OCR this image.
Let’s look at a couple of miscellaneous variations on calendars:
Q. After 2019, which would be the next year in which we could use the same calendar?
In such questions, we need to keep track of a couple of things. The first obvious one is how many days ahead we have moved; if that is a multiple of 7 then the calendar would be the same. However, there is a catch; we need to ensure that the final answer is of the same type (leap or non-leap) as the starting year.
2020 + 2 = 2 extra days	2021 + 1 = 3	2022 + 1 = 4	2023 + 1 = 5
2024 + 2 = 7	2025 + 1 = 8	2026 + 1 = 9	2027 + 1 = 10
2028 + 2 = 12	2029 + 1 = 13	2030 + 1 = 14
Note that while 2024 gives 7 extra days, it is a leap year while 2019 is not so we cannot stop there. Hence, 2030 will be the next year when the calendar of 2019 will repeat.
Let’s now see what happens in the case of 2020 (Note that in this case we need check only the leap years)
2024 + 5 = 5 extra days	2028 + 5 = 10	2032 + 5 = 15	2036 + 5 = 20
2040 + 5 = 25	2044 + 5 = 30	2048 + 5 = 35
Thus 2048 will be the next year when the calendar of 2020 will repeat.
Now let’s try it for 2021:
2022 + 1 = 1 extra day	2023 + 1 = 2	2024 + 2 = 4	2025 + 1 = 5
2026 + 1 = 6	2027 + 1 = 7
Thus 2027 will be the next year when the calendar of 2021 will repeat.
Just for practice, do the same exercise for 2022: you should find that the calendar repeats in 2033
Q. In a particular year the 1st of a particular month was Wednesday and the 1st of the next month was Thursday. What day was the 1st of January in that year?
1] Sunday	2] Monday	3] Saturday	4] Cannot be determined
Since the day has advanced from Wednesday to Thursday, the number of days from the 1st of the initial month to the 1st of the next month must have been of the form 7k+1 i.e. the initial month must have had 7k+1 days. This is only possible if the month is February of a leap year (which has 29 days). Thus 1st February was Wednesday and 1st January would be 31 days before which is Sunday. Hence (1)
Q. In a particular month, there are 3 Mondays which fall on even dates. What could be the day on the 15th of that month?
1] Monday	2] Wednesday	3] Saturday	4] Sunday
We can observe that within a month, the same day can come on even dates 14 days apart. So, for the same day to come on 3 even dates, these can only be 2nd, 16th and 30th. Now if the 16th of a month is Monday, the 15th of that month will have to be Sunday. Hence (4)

----------------

SHORT TASK> Copy each line of the data exactly, leaving nothing out.

RESPONSE TO THIS EXERCISE>
OCR this image.
Let’s look at a couple of miscellaneous variations on calendars:
Q. After 2019, which would be the next year in which we could use the same calendar?
In such questions, we need to keep track of a couple of things. The first obvious one is how many days ahead we have moved; if that is a multiple of 7 then the calendar would be the same. However, there is a catch; we need to ensure that the final answer is of the same type (leap or non-leap) as the starting year.
2020 + 2 = 2 extra days	2021 + 1 = 3	2022 + 1 = 4	2023 + 1 = 5
2024 + 2 = 7	2025 + 1 = 8	2026 + 1 = 9	2027 + 1 = 10
2028 + 2 = 12	2029 + 1 = 13	2030 + 1 = 14
Note that while 2024 gives 7 extra days, it is a leap year while 2019 is not so we cannot stop there. Hence, 2030 will be the next year when the calendar of 2019 will repeat.
Let’s now see what happens in the case of 2020 (Note that in this case we need check only the leap years)
2024 + 5 = 5 extra days	2028 + 5 = 10	2032 + 5 = 15	2036 + 5 = 20
2040 + 5 = 25	2044 + 5 = 30	2048 + 5 = 35
Thus 2048 will be the next year when the calendar of 2020 will repeat.
Now let’s try it for 2021:
2022 + 1 = 1 extra day	2023 + 1 = 2	2024 + 2 = 4	2025 + 1 = 5
2026 + 1 = 6	2027 + 1 = 7
Thus 2027 will be the next year when the calendar of 2021 will repeat.
Just for practice, do the same exercise for 2022: you should find that the calendar repeats in 2033
Q. In a particular year the 1st of a particular month was Wednesday and the 1st of the next month was Thursday. What day was the 1st of January in that year?
1] Sunday	2] Monday	3] Saturday	4] Cannot be determined
Since the day has advanced from Wednesday to Thursday, the number of days from the 1st of the initial month to the 1st of the next month must have been of the form 7k+1 i.e. the initial month must have had 7k+1 days. This is only possible if the month is February of a leap year (which has 29 days). Thus 1st February was Wednesday and 1st January would be 31 days before which is Sunday. Hence (1)
Q. In a particular month, there are 3 Mondays which fall on even dates. What could be the day on the 15th of that month?
1] Monday	2] Wednesday	3] Saturday	4] Sunday
We can observe that within a month, the same day can come on even dates 14 days apart. So, for the same day to come on 3 even dates, these can only be 2nd, 16th and 30th. Now if the 16th of a month is Monday, the 15th of that month will have to be Sunday. Hence (4)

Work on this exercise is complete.